* **LISTED RECORDS**
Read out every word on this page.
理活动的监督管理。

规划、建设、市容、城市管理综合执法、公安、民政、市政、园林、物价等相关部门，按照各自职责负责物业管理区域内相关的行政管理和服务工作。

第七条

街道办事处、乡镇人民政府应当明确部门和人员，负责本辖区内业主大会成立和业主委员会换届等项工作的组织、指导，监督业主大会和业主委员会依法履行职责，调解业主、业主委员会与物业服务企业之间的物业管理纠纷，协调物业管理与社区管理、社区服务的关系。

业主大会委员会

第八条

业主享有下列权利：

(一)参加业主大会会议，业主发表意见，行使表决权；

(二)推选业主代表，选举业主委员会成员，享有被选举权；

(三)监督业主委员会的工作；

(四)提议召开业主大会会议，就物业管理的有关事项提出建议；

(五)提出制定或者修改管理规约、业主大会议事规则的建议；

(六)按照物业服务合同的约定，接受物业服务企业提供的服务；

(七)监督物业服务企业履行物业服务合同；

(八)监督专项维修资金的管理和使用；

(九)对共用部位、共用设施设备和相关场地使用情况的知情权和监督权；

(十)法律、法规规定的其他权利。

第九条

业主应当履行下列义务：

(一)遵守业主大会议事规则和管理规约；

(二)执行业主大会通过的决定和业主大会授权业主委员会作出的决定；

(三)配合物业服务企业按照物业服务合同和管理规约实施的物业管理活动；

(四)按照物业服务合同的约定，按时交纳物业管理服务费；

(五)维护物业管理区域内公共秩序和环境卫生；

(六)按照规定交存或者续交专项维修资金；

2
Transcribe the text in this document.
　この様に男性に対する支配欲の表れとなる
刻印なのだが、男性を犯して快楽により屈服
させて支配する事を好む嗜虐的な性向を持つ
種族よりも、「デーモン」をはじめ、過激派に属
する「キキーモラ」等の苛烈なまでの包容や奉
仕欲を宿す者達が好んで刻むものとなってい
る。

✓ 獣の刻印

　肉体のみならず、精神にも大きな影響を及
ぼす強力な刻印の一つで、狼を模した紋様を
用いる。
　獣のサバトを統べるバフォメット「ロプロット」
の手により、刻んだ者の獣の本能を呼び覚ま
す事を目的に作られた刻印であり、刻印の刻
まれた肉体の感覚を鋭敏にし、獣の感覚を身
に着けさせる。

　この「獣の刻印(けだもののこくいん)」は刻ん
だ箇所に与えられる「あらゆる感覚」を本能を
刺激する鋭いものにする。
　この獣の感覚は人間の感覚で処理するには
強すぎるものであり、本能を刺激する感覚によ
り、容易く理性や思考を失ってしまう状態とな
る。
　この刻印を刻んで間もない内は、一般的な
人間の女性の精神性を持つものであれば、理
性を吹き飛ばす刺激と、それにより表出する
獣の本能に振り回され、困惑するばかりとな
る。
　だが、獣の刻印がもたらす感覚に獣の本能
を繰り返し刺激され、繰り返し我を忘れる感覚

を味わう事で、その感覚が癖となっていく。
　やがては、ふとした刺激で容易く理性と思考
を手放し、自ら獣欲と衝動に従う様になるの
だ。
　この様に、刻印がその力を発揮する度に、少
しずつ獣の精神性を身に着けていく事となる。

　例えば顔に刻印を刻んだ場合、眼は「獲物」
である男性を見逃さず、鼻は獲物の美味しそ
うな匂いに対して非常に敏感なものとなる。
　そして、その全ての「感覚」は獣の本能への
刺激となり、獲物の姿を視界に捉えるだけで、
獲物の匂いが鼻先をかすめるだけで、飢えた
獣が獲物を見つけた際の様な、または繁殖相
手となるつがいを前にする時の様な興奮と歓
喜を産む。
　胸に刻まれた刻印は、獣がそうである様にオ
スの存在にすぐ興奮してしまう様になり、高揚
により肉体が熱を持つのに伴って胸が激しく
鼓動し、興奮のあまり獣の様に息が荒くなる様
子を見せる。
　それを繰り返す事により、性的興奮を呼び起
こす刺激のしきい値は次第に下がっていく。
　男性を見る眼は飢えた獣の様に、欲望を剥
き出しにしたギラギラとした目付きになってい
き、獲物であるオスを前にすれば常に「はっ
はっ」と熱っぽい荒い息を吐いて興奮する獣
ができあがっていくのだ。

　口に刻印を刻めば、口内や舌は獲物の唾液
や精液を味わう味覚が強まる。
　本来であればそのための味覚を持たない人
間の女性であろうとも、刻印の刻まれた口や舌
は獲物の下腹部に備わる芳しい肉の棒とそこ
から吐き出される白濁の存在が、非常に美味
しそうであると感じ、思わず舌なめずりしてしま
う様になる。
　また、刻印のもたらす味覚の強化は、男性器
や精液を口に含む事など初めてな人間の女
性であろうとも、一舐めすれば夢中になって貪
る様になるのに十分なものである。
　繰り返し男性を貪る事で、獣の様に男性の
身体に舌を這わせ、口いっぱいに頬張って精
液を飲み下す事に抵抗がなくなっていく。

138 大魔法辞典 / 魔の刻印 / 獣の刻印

* **WRITTEN REQUEST**
Reproduce the entries above in full by retyping them exactly.

* **RESPONSE TO THE EXERCISE**
Read out every word on this page.
理活动的监督管理。

规划、建设、市容、城市管理综合执法、公安、民政、市政、园林、物价等相关部门，按照各自职责负责物业管理区域内相关的行政管理和服务工作。

第七条

街道办事处、乡镇人民政府应当明确部门和人员，负责本辖区内业主大会成立和业主委员会换届等项工作的组织、指导，监督业主大会和业主委员会依法履行职责，调解业主、业主委员会与物业服务企业之间的物业管理纠纷，协调物业管理与社区管理、社区服务的关系。

业主大会委员会

第八条

业主享有下列权利：

(一)参加业主大会会议，业主发表意见，行使表决权；

(二)推选业主代表，选举业主委员会成员，享有被选举权；

(三)监督业主委员会的工作；

(四)提议召开业主大会会议，就物业管理的有关事项提出建议；

(五)提出制定或者修改管理规约、业主大会议事规则的建议；

(六)按照物业服务合同的约定，接受物业服务企业提供的服务；

(七)监督物业服务企业履行物业服务合同；

(八)监督专项维修资金的管理和使用；

(九)对共用部位、共用设施设备和相关场地使用情况的知情权和监督权；

(十)法律、法规规定的其他权利。

第九条

业主应当履行下列义务：

(一)遵守业主大会议事规则和管理规约；

(二)执行业主大会通过的决定和业主大会授权业主委员会作出的决定；

(三)配合物业服务企业按照物业服务合同和管理规约实施的物业管理活动；

(四)按照物业服务合同的约定，按时交纳物业管理服务费；

(五)维护物业管理区域内公共秩序和环境卫生；

(六)按照规定交存或者续交专项维修资金；

2
Transcribe the text in this document.
　この様に男性に対する支配欲の表れとなる
刻印なのだが、男性を犯して快楽により屈服
させて支配する事を好む嗜虐的な性向を持つ
種族よりも、「デーモン」をはじめ、過激派に属
する「キキーモラ」等の苛烈なまでの包容や奉
仕欲を宿す者達が好んで刻むものとなってい
る。

✓ 獣の刻印

　肉体のみならず、精神にも大きな影響を及
ぼす強力な刻印の一つで、狼を模した紋様を
用いる。
　獣のサバトを統べるバフォメット「ロプロット」
の手により、刻んだ者の獣の本能を呼び覚ま
す事を目的に作られた刻印であり、刻印の刻
まれた肉体の感覚を鋭敏にし、獣の感覚を身
に着けさせる。

　この「獣の刻印(けだもののこくいん)」は刻ん
だ箇所に与えられる「あらゆる感覚」を本能を
刺激する鋭いものにする。
　この獣の感覚は人間の感覚で処理するには
強すぎるものであり、本能を刺激する感覚によ
り、容易く理性や思考を失ってしまう状態とな
る。
　この刻印を刻んで間もない内は、一般的な
人間の女性の精神性を持つものであれば、理
性を吹き飛ばす刺激と、それにより表出する
獣の本能に振り回され、困惑するばかりとな
る。
　だが、獣の刻印がもたらす感覚に獣の本能
を繰り返し刺激され、繰り返し我を忘れる感覚

を味わう事で、その感覚が癖となっていく。
　やがては、ふとした刺激で容易く理性と思考
を手放し、自ら獣欲と衝動に従う様になるの
だ。
　この様に、刻印がその力を発揮する度に、少
しずつ獣の精神性を身に着けていく事となる。

　例えば顔に刻印を刻んだ場合、眼は「獲物」
である男性を見逃さず、鼻は獲物の美味しそ
うな匂いに対して非常に敏感なものとなる。
　そして、その全ての「感覚」は獣の本能への
刺激となり、獲物の姿を視界に捉えるだけで、
獲物の匂いが鼻先をかすめるだけで、飢えた
獣が獲物を見つけた際の様な、または繁殖相
手となるつがいを前にする時の様な興奮と歓
喜を産む。
　胸に刻まれた刻印は、獣がそうである様にオ
スの存在にすぐ興奮してしまう様になり、高揚
により肉体が熱を持つのに伴って胸が激しく
鼓動し、興奮のあまり獣の様に息が荒くなる様
子を見せる。
　それを繰り返す事により、性的興奮を呼び起
こす刺激のしきい値は次第に下がっていく。
　男性を見る眼は飢えた獣の様に、欲望を剥
き出しにしたギラギラとした目付きになってい
き、獲物であるオスを前にすれば常に「はっ
はっ」と熱っぽい荒い息を吐いて興奮する獣
ができあがっていくのだ。

　口に刻印を刻めば、口内や舌は獲物の唾液
や精液を味わう味覚が強まる。
　本来であればそのための味覚を持たない人
間の女性であろうとも、刻印の刻まれた口や舌
は獲物の下腹部に備わる芳しい肉の棒とそこ
から吐き出される白濁の存在が、非常に美味
しそうであると感じ、思わず舌なめずりしてしま
う様になる。
　また、刻印のもたらす味覚の強化は、男性器
や精液を口に含む事など初めてな人間の女
性であろうとも、一舐めすれば夢中になって貪
る様になるのに十分なものである。
　繰り返し男性を貪る事で、獣の様に男性の
身体に舌を這わせ、口いっぱいに頬張って精
液を飲み下す事に抵抗がなくなっていく。

138 大魔法辞典 / 魔の刻印 / 獣の刻印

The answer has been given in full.